▶ JOB
Below are the records. List every line holding the word "classe".

┌──

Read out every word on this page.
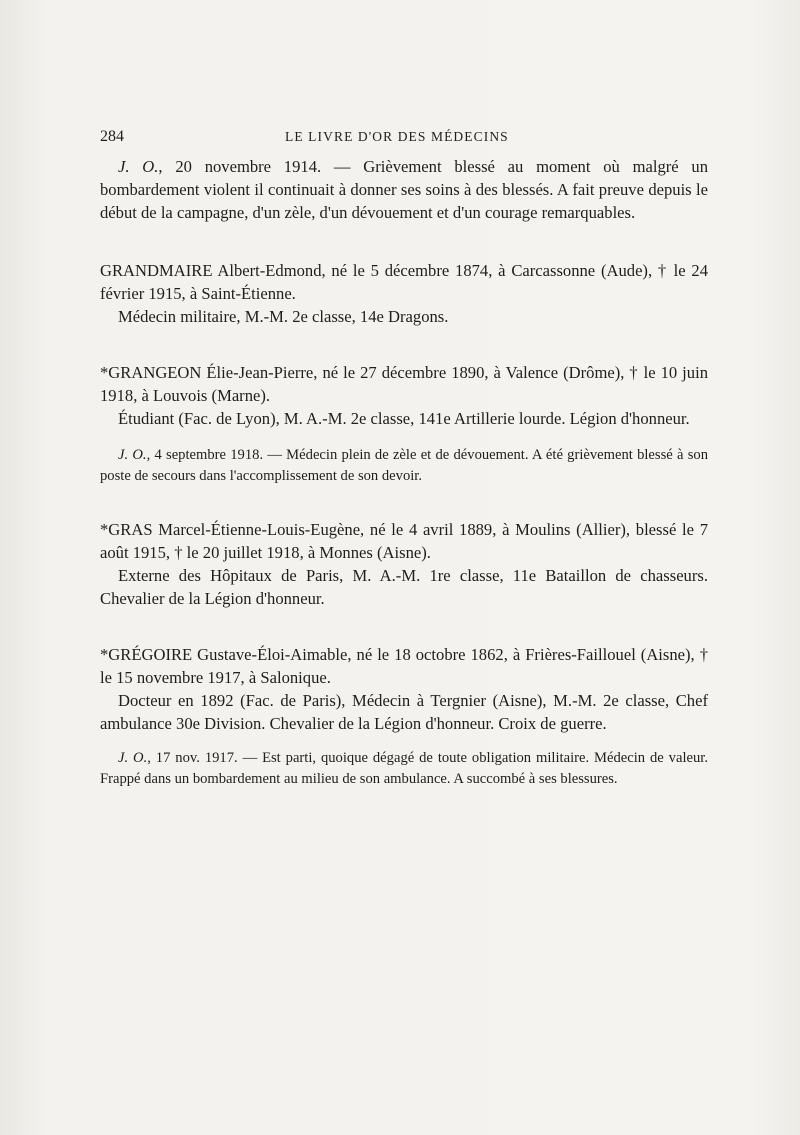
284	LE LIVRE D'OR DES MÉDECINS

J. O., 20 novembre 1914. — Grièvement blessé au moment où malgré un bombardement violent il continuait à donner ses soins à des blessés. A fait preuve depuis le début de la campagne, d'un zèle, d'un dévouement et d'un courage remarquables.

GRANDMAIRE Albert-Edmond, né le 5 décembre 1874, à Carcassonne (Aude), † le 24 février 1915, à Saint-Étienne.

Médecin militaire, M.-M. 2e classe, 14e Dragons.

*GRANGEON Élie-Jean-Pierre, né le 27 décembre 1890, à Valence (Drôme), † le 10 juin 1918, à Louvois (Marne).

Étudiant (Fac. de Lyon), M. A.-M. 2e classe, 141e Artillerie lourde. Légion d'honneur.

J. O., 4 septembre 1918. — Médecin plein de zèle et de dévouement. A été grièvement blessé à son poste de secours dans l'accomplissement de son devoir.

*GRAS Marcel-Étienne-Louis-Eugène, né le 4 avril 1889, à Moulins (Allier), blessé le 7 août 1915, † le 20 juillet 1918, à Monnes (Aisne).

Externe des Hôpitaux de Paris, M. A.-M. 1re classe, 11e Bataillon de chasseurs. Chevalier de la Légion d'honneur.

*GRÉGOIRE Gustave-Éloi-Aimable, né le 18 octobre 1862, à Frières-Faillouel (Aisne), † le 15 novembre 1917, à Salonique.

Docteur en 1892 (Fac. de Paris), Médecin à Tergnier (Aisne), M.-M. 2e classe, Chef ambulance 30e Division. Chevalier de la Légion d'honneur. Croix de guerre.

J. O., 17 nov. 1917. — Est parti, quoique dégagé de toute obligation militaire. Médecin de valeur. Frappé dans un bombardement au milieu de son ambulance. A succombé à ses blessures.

└──
┌──

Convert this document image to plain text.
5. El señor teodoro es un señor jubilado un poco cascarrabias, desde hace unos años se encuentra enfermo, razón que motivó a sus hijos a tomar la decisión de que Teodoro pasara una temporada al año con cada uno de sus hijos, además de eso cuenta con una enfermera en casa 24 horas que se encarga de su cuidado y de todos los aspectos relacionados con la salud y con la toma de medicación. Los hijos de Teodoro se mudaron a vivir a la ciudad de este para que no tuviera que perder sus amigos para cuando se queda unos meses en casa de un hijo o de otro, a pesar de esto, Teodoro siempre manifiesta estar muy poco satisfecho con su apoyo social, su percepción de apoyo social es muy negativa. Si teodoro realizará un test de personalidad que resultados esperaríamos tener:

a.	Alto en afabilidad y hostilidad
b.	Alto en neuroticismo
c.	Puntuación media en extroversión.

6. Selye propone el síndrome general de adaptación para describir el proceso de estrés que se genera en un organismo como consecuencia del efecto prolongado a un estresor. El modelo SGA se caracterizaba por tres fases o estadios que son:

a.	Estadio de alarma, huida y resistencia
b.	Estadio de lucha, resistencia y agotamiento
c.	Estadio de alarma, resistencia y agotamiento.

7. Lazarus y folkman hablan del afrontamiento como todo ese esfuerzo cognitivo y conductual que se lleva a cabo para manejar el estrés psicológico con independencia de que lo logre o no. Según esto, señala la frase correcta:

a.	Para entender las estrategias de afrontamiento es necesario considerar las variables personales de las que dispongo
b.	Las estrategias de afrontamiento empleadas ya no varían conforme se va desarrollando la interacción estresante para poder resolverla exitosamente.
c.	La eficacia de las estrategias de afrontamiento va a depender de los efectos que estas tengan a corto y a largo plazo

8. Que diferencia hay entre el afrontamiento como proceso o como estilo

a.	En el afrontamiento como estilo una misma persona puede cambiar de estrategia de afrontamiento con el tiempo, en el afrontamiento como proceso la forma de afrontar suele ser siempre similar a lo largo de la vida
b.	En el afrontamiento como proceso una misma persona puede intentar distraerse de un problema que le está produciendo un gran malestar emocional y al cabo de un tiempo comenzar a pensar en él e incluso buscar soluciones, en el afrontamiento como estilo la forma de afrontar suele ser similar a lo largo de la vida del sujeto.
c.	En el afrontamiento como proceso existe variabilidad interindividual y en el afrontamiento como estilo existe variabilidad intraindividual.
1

└──

▶ ANSWER TO THIS EXERCISE
Médecin militaire, M.-M. 2e classe, 14e Dragons.
Étudiant (Fac. de Lyon), M. A.-M. 2e classe, 141e Artillerie lourde. Légion d'honneur.
Externe des Hôpitaux de Paris, M. A.-M. 1re classe, 11e Bataillon de chasseurs. Chevalier de la Légion d'honneur.
Docteur en 1892 (Fac. de Paris), Médecin à Tergnier (Aisne), M.-M. 2e classe, Chef ambulance 30e Division. Chevalier de la Légion d'honneur. Croix de guerre.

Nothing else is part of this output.